*WHAT THE TASK ASKS*: Transcribe every record that appears below, exactly and in full.

(Saved data entries)
◆ ◆ ◆

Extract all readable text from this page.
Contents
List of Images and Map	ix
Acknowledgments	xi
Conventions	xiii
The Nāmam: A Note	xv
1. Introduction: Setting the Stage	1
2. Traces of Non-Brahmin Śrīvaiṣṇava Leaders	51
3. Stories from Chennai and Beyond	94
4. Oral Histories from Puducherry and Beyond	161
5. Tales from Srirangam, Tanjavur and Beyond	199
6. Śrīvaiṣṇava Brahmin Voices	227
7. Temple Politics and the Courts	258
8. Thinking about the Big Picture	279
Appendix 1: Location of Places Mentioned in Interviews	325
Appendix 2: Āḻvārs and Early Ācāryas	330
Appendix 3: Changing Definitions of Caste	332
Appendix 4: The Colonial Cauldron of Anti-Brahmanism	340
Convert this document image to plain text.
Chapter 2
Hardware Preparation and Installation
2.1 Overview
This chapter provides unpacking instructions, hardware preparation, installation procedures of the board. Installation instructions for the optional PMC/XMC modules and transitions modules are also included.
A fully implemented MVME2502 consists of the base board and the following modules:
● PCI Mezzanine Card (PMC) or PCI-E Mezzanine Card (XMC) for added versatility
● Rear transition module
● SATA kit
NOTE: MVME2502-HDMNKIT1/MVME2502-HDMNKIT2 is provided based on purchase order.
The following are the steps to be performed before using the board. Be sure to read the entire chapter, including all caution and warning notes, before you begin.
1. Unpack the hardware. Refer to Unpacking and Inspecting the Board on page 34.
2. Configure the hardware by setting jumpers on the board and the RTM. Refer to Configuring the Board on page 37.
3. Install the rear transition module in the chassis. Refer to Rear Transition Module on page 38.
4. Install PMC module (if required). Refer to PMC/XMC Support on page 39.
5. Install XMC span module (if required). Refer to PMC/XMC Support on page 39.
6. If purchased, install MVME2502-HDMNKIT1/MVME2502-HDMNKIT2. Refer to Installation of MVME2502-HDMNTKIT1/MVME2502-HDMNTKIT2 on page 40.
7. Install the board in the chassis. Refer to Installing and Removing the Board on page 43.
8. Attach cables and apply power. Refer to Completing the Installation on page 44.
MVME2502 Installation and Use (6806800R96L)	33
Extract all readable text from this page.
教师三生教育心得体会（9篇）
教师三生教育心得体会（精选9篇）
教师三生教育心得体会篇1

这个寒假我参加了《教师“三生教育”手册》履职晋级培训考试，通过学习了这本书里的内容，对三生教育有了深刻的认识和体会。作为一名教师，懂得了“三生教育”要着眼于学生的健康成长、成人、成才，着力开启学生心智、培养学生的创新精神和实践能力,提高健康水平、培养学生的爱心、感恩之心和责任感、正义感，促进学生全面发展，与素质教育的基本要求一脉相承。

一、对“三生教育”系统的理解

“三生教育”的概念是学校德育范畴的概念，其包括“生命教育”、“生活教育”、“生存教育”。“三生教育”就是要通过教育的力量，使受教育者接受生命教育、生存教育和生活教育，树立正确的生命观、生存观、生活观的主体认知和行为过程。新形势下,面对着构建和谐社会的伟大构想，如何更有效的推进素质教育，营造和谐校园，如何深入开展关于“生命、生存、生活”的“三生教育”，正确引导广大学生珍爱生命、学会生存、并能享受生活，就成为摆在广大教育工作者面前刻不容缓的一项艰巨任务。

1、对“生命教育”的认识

◆ ◆ ◆

*SOLUTION FOR THIS PROBLEM*:
Extract all readable text from this page.
Contents
List of Images and Map	ix
Acknowledgments	xi
Conventions	xiii
The Nāmam: A Note	xv
1. Introduction: Setting the Stage	1
2. Traces of Non-Brahmin Śrīvaiṣṇava Leaders	51
3. Stories from Chennai and Beyond	94
4. Oral Histories from Puducherry and Beyond	161
5. Tales from Srirangam, Tanjavur and Beyond	199
6. Śrīvaiṣṇava Brahmin Voices	227
7. Temple Politics and the Courts	258
8. Thinking about the Big Picture	279
Appendix 1: Location of Places Mentioned in Interviews	325
Appendix 2: Āḻvārs and Early Ācāryas	330
Appendix 3: Changing Definitions of Caste	332
Appendix 4: The Colonial Cauldron of Anti-Brahmanism	340
Convert this document image to plain text.
Chapter 2
Hardware Preparation and Installation
2.1 Overview
This chapter provides unpacking instructions, hardware preparation, installation procedures of the board. Installation instructions for the optional PMC/XMC modules and transitions modules are also included.
A fully implemented MVME2502 consists of the base board and the following modules:
● PCI Mezzanine Card (PMC) or PCI-E Mezzanine Card (XMC) for added versatility
● Rear transition module
● SATA kit
NOTE: MVME2502-HDMNKIT1/MVME2502-HDMNKIT2 is provided based on purchase order.
The following are the steps to be performed before using the board. Be sure to read the entire chapter, including all caution and warning notes, before you begin.
1. Unpack the hardware. Refer to Unpacking and Inspecting the Board on page 34.
2. Configure the hardware by setting jumpers on the board and the RTM. Refer to Configuring the Board on page 37.
3. Install the rear transition module in the chassis. Refer to Rear Transition Module on page 38.
4. Install PMC module (if required). Refer to PMC/XMC Support on page 39.
5. Install XMC span module (if required). Refer to PMC/XMC Support on page 39.
6. If purchased, install MVME2502-HDMNKIT1/MVME2502-HDMNKIT2. Refer to Installation of MVME2502-HDMNTKIT1/MVME2502-HDMNTKIT2 on page 40.
7. Install the board in the chassis. Refer to Installing and Removing the Board on page 43.
8. Attach cables and apply power. Refer to Completing the Installation on page 44.
MVME2502 Installation and Use (6806800R96L)	33
Extract all readable text from this page.
教师三生教育心得体会（9篇）
教师三生教育心得体会（精选9篇）
教师三生教育心得体会篇1

这个寒假我参加了《教师“三生教育”手册》履职晋级培训考试，通过学习了这本书里的内容，对三生教育有了深刻的认识和体会。作为一名教师，懂得了“三生教育”要着眼于学生的健康成长、成人、成才，着力开启学生心智、培养学生的创新精神和实践能力,提高健康水平、培养学生的爱心、感恩之心和责任感、正义感，促进学生全面发展，与素质教育的基本要求一脉相承。

一、对“三生教育”系统的理解

“三生教育”的概念是学校德育范畴的概念，其包括“生命教育”、“生活教育”、“生存教育”。“三生教育”就是要通过教育的力量，使受教育者接受生命教育、生存教育和生活教育，树立正确的生命观、生存观、生活观的主体认知和行为过程。新形势下,面对着构建和谐社会的伟大构想，如何更有效的推进素质教育，营造和谐校园，如何深入开展关于“生命、生存、生活”的“三生教育”，正确引导广大学生珍爱生命、学会生存、并能享受生活，就成为摆在广大教育工作者面前刻不容缓的一项艰巨任务。

1、对“生命教育”的认识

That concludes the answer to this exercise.